Commentary

As Democrats seek a nominee, what qualities can they sell to Virginia’s voters?

January 6, 2020 12:01 am

Marianne Williamson, Tim Ryan, Amy Klobuchar, Pete Buttigieg, Bernie Sanders, Elizabeth Warren, Beto O’Rourke, John Hickenlooper, John Delaney and Steve Bullock at the first Democratic debate in Detroit in August. (Andrew Roth/ Michigan Advance)

It’s amusing to watch talking-head pundits pigeonhole Virginia as a blue state in the run-up to this year’s presidential election.

November’s election, which gave the Democrats the keys to both the legislative machinery of Virginia government while controlling the executive branch for the first time in 26 years, only deepened the conventional wisdom that the state is unassailably Democratic.

If there’s a ring of déjà vu to it, that’s because political know-it-alls on TV were saying the same thing exactly 20 years ago, but it was about the Republicans. The 1999 election had put the GOP in control of the House of Delegates for the first time in history. The party owned the offices of governor, lieutenant governor and attorney general. And by year’s end, it would extend its grip to the second of Virginia’s two U.S. Senate seats and a majority of its 11 U.S. House seats.

Overlooked was the fact that Virginia voters, particularly in the fast-growing suburbs, are first and foremost pragmatists. They pick candidates they deem most capable of addressing their most pressing concerns and reject ideologically driven agendas they deem too extreme or risky.

In the primaries just ahead, Democrats will determine what their party stands for and who best personifies it. In doing so, they face a conundrum: nominate a far-left or socialist candidate who alienates centrists and pragmatists essential for winning electoral votes in states like Virginia, or nominate a “safer,” more traditional candidate who can’t relate to the party’s young, progressive and energetic base.

News reports in the final week of 2019 cited a December survey of 625 registered Virginia voters by Mason-Dixon Polling & Research that showed only one Democrat – moderate former Vice President Joe Biden – leading President Donald Trump in a head-to-head match. The poll showed Trump would prevail over the top Democratic progressives – Sens. Elizabeth Warren of Massachusetts and Bernie Sanders of Vermont – as well as South Bend, Indiana, Mayor Pete Buttigieg.

Similar polling in other primary states also reflects a preference for Biden, notes Stephen Farnsworth, professor of political science and director of the Center for Leadership and Media Studies at Mary Washington University. It may be a preference that reflects the Democrats’ most powerful motivation of all: denying Trump re-election.

════════════════════

### TO DO
**A.** Reproduce the passage of the commentary starting at "News reports in" and ending at "Mayor Pete Buttigieg.".
**B.** List the Democrats whom, according to the commentary, the December Mason-Dixon poll showed losing to Trump in Virginia.

════════════════════

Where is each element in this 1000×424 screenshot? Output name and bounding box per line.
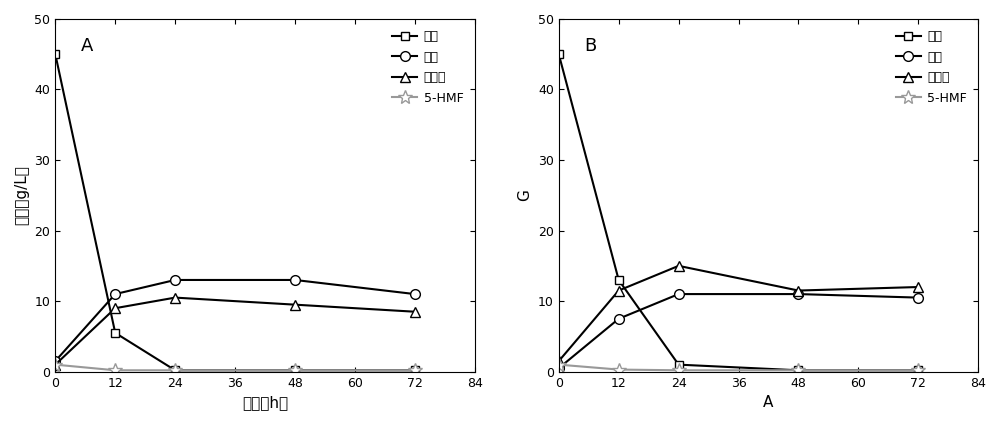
木糖醇 [792,288,804,293]
木糖 [912,368,924,373]
木糖醇 [673,263,685,268]
5-HMF [109,368,121,373]
木糖 [169,368,181,373]
木糖 [553,52,565,57]
乙醇 [169,277,181,282]
Legend: 木糖, 乙醇, 木糖醇, 5-HMF: 木糖, 乙醇, 木糖醇, 5-HMF [387,25,468,110]
乙醇 [409,292,421,297]
5-HMF [409,368,421,373]
木糖 [673,362,685,367]
5-HMF [792,368,804,373]
木糖醇 [613,288,625,293]
5-HMF [169,368,181,373]
5-HMF [49,362,61,367]
Line: 5-HMF: 5-HMF [48,358,422,377]
X-axis label: 时间（h）: 时间（h） [242,395,288,410]
5-HMF [912,368,924,373]
Text: B: B [584,36,596,55]
木糖醇 [169,295,181,300]
乙醇 [613,316,625,321]
5-HMF [289,368,301,373]
Line: 木糖醇: 木糖醇 [554,261,923,366]
Line: 木糖: 木糖 [51,50,419,374]
木糖 [289,368,301,373]
木糖醇 [409,309,421,314]
Legend: 木糖, 乙醇, 木糖醇, 5-HMF: 木糖, 乙醇, 木糖醇, 5-HMF [891,25,972,110]
乙醇 [109,292,121,297]
Line: 乙醇: 乙醇 [554,289,923,373]
5-HMF [613,367,625,372]
Text: A: A [80,36,93,55]
木糖 [109,330,121,335]
乙醇 [553,365,565,371]
乙醇 [673,292,685,297]
木糖醇 [49,362,61,367]
木糖 [613,277,625,282]
Line: 5-HMF: 5-HMF [552,358,925,377]
Line: 乙醇: 乙醇 [50,275,420,366]
Y-axis label: G: G [517,190,532,201]
木糖醇 [289,302,301,307]
乙醇 [49,359,61,364]
乙醇 [792,292,804,297]
X-axis label: A: A [763,395,774,410]
木糖 [49,52,61,57]
Y-axis label: 浓度（g/L）: 浓度（g/L） [14,165,29,225]
5-HMF [553,362,565,367]
木糖醇 [109,306,121,311]
乙醇 [289,277,301,282]
5-HMF [673,368,685,373]
木糖 [409,368,421,373]
Line: 木糖醇: 木糖醇 [50,293,420,369]
木糖醇 [912,285,924,290]
木糖醇 [553,359,565,364]
木糖 [792,368,804,373]
Line: 木糖: 木糖 [555,50,922,374]
乙醇 [912,295,924,300]
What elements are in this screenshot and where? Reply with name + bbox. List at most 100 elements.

════════════════════

### SOLUTIONS BELOW
**A.**
News reports in the final week of 2019 cited a December survey of 625 registered Virginia voters by Mason-Dixon Polling & Research that showed only one Democrat – moderate former Vice President Joe Biden – leading President Donald Trump in a head-to-head match. The poll showed Trump would prevail over the top Democratic progressives – Sens. Elizabeth Warren of Massachusetts and Bernie Sanders of Vermont – as well as South Bend, Indiana, Mayor Pete Buttigieg.

**B.**
Elizabeth Warren
Bernie Sanders
Pete Buttigieg